**** MATERIAL FOR THE TASK ****
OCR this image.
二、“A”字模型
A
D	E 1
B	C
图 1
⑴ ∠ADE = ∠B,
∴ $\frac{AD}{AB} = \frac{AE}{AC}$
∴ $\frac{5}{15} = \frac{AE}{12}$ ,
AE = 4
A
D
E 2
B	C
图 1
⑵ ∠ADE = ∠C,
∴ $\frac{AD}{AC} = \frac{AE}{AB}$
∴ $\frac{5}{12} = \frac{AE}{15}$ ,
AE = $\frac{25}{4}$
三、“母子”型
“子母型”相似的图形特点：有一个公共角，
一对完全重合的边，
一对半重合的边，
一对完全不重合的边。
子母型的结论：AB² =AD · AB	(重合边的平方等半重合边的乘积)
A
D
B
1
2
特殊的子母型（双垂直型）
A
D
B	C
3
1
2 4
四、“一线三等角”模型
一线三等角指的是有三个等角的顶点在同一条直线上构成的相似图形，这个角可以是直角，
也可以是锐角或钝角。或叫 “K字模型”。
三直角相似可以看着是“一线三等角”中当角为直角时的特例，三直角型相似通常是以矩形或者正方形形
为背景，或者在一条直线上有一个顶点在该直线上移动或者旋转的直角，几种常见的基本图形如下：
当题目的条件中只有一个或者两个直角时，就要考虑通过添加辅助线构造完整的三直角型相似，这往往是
****
Exactly as they are written, print the entries again.

OCR this image.
二、“A”字模型
A
D	E 1
B	C
图 1
⑴ ∠ADE = ∠B,
∴ $\frac{AD}{AB} = \frac{AE}{AC}$
∴ $\frac{5}{15} = \frac{AE}{12}$ ,
AE = 4
A
D
E 2
B	C
图 1
⑵ ∠ADE = ∠C,
∴ $\frac{AD}{AC} = \frac{AE}{AB}$
∴ $\frac{5}{12} = \frac{AE}{15}$ ,
AE = $\frac{25}{4}$
三、“母子”型
“子母型”相似的图形特点：有一个公共角，
一对完全重合的边，
一对半重合的边，
一对完全不重合的边。
子母型的结论：AB² =AD · AB	(重合边的平方等半重合边的乘积)
A
D
B
1
2
特殊的子母型（双垂直型）
A
D
B	C
3
1
2 4
四、“一线三等角”模型
一线三等角指的是有三个等角的顶点在同一条直线上构成的相似图形，这个角可以是直角，
也可以是锐角或钝角。或叫 “K字模型”。
三直角相似可以看着是“一线三等角”中当角为直角时的特例，三直角型相似通常是以矩形或者正方形形
为背景，或者在一条直线上有一个顶点在该直线上移动或者旋转的直角，几种常见的基本图形如下：
当题目的条件中只有一个或者两个直角时，就要考虑通过添加辅助线构造完整的三直角型相似，这往往是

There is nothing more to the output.